READING PASSAGE
Moreover, those close to Motley suggest that as he came to know Central America and understand its problems, he began to question simplistic answers to the region's problems.

He is understood further to have argued vigorously that the Reagan administration should pay greater attention to Central America's staggering social problems and their consequences on the area's 21 million people than Washington has tended to in its growing confrontation with Marxism in the region.

Motley came to recognize, associates say, that there are two key influences in the region -- the social structures that for centuries had kept the region in backwardness and the outright meddling of Cuba and the Soviet Union. US policy, he is said to have argued, should be based on simultaneously addressing each of those situations.

There was, in the Motley view, ``something of a need for a two-track approach to the problems of Central America,'' said one close to Motley, ``although he would probably not use that phrase.'' He earnestly pushed the concept within the the State Department and within the administration -- and this apparently led to his loss of Mr. Shultz's confidence and to Mr. McFarlane's antagonism.

Ironically, the similar effort by Thomas O. Enders, Motley's predecessor, led to his resignation two years ago.

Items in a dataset
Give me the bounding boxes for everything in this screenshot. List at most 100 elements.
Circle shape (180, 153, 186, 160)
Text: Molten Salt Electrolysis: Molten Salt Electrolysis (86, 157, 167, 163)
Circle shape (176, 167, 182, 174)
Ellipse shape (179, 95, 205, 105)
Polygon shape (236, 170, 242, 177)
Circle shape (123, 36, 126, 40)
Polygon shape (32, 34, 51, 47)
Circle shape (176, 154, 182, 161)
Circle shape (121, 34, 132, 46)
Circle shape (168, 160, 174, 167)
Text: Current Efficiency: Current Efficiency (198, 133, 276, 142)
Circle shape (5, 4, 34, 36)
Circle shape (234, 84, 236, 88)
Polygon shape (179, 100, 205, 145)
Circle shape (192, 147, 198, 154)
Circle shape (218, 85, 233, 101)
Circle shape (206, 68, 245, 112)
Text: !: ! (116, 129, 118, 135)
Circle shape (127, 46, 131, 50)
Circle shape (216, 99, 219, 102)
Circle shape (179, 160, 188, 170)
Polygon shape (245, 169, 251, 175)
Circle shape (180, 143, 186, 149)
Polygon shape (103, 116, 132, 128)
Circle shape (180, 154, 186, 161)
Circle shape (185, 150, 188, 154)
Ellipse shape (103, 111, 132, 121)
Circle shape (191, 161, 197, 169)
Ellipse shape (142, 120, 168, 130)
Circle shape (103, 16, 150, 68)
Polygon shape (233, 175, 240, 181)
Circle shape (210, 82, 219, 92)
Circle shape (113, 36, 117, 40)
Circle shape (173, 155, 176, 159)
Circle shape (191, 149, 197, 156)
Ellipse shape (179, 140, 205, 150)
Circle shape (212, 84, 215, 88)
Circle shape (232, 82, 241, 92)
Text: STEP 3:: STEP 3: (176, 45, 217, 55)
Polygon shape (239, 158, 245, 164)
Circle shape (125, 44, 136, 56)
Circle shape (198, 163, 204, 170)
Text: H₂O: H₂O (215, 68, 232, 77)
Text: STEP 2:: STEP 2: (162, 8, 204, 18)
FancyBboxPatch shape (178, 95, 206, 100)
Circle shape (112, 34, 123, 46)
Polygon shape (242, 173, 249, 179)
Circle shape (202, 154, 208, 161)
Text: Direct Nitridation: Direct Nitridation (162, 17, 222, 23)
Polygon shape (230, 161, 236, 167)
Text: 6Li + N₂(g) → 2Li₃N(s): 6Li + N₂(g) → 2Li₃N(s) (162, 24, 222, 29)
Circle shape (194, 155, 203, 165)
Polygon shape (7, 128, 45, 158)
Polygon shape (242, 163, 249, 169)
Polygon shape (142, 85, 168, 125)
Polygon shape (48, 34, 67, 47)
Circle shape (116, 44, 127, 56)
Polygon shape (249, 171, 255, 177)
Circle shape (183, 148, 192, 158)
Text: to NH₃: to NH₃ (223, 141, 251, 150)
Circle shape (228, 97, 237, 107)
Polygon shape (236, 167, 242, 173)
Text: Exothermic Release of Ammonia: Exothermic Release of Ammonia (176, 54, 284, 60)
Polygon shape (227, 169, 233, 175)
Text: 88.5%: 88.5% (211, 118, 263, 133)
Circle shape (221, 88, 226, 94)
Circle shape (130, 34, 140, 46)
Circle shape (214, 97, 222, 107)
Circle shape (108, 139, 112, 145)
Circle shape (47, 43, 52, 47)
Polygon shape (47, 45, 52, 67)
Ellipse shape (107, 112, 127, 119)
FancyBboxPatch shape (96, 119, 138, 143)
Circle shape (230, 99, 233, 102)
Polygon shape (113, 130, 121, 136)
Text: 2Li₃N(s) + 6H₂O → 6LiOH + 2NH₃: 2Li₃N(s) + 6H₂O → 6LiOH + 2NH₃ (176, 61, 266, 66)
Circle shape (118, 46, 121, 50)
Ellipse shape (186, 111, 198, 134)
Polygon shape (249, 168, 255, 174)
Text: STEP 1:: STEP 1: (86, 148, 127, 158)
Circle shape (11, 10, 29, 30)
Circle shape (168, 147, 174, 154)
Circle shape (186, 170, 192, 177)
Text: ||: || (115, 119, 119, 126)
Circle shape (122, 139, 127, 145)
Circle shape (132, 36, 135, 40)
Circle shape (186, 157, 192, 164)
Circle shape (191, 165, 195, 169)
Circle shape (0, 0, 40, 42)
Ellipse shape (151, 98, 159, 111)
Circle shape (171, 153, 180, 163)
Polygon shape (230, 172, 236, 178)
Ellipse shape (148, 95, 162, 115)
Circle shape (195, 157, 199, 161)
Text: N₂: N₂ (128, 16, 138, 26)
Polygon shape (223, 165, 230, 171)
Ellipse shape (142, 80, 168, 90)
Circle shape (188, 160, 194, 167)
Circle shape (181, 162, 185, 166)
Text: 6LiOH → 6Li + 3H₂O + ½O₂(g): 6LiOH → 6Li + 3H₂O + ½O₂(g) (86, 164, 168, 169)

GIVEN REQUEST 1
Beginning with the first of the rows and running through the line containing "Circle shape (176, 167, 182, 174)", rewrite those lines with "Circle shape" changed to "Round shape" and nothing else altered.
GIVEN REQUEST 2
Write the next part of the passage on Motley's views of Central America policy.

TASK RESULT 1
Give me the bounding boxes for everything in this screenshot. List at most 100 elements.
Round shape (180, 153, 186, 160)
Text: Molten Salt Electrolysis: Molten Salt Electrolysis (86, 157, 167, 163)
Round shape (176, 167, 182, 174)

TASK RESULT 2
Motley's successor is Elliott Abrams, currently the assistant secretary of state for human rights and humanitarian affairs, whose less-strident approach on human rights is more in keeping with the Reagan administration attitude on the subject, and he has clearly won recognition in the White House.

Mr. Abrams, who must be confirmed by the Senate, is unlikely to stir any controversy over his handling of the Latin America post. He is not, however, a Latin America specialist. As a consequence, there is some grumbling among Latin Americanists in the department over his selection. Motley had at least been ambassador to Brazil before his appointment.

The post of assistant secretary for Latin American issues has clearly become a difficult one, partly because of the growing importance of the region in US policy. Latin America has always had a somewhat special relationship in US foreign policy, but it has not always occupied a place of major importance.